_MATERIAL_:
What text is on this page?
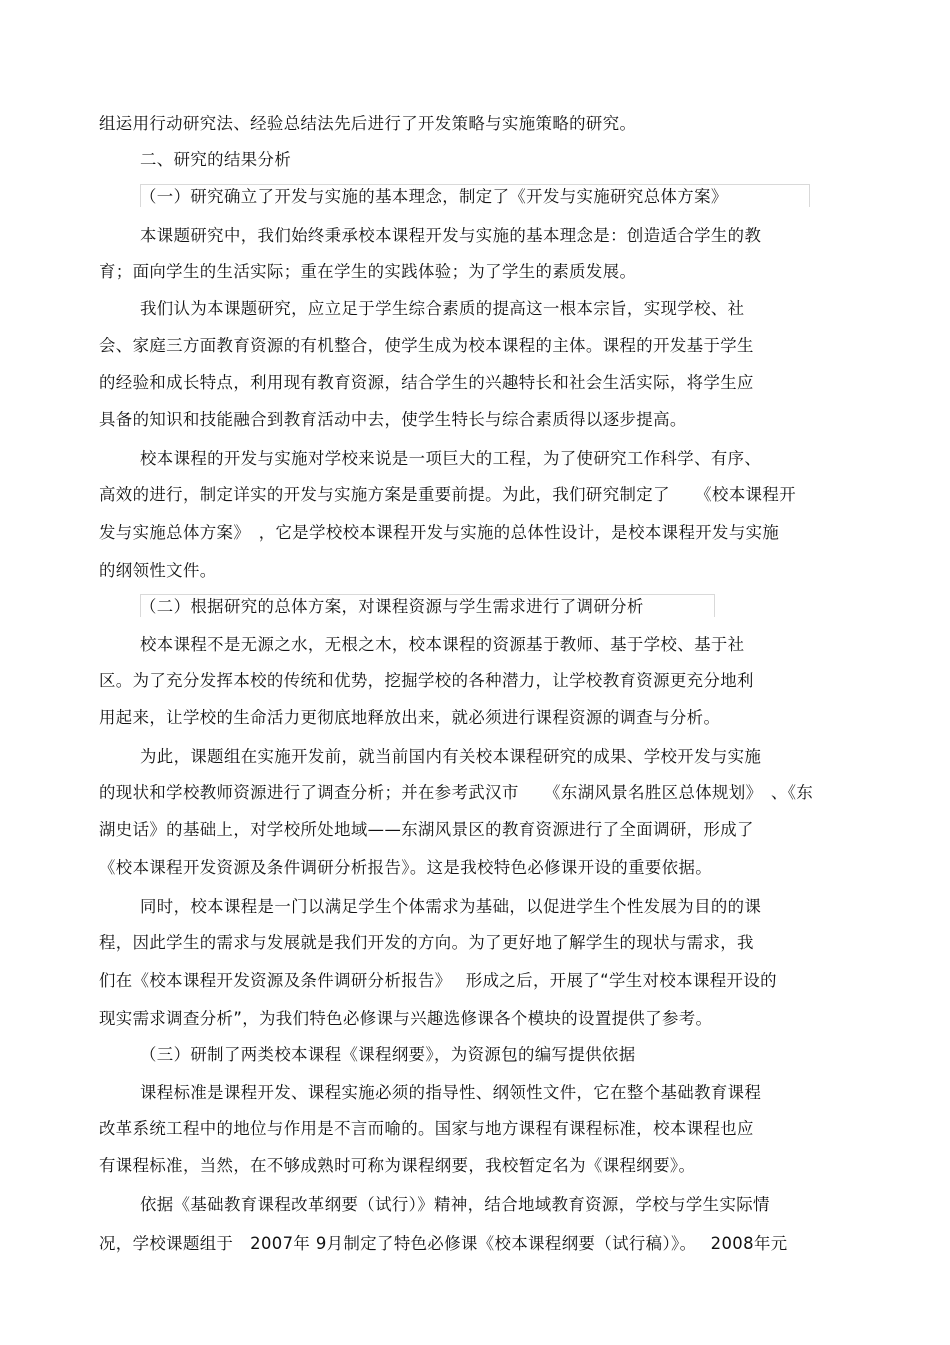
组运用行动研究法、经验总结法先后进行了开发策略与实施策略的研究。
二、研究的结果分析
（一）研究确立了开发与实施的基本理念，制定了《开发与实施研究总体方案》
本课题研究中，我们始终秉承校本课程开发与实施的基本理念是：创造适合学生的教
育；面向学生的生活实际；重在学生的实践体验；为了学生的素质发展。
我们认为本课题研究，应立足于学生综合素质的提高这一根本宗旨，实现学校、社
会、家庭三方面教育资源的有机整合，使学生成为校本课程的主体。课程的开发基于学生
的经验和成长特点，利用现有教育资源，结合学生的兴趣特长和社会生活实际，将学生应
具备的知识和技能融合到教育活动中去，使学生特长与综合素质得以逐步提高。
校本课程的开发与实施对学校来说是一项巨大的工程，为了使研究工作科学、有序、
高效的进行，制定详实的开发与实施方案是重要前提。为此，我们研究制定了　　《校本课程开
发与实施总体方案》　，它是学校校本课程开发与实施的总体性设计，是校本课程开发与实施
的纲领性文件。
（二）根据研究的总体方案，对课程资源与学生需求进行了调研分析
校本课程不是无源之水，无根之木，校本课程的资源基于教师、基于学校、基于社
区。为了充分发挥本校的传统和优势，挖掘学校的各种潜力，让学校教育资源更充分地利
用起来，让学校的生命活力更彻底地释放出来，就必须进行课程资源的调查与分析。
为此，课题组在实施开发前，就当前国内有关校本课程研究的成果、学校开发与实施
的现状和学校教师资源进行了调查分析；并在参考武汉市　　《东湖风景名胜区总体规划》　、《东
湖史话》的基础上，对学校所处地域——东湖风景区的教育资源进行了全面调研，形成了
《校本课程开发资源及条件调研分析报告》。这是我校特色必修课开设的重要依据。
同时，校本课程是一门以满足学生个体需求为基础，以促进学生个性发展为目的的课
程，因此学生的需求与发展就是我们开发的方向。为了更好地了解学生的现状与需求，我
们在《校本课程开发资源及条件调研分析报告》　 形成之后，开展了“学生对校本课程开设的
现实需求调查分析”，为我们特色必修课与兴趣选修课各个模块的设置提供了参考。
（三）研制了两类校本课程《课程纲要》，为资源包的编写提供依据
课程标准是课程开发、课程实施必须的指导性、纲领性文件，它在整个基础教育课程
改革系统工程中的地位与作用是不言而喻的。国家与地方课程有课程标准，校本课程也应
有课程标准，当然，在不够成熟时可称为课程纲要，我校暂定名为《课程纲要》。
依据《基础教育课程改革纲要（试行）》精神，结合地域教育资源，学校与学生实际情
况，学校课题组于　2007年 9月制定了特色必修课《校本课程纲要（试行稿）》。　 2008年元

_STATED TASK_:
Find each line holding the string "校本课程开发资源及条件调研分析报告" and copy it out.

_FINISHED TASK_:
《校本课程开发资源及条件调研分析报告》。这是我校特色必修课开设的重要依据。
们在《校本课程开发资源及条件调研分析报告》　 形成之后，开展了“学生对校本课程开设的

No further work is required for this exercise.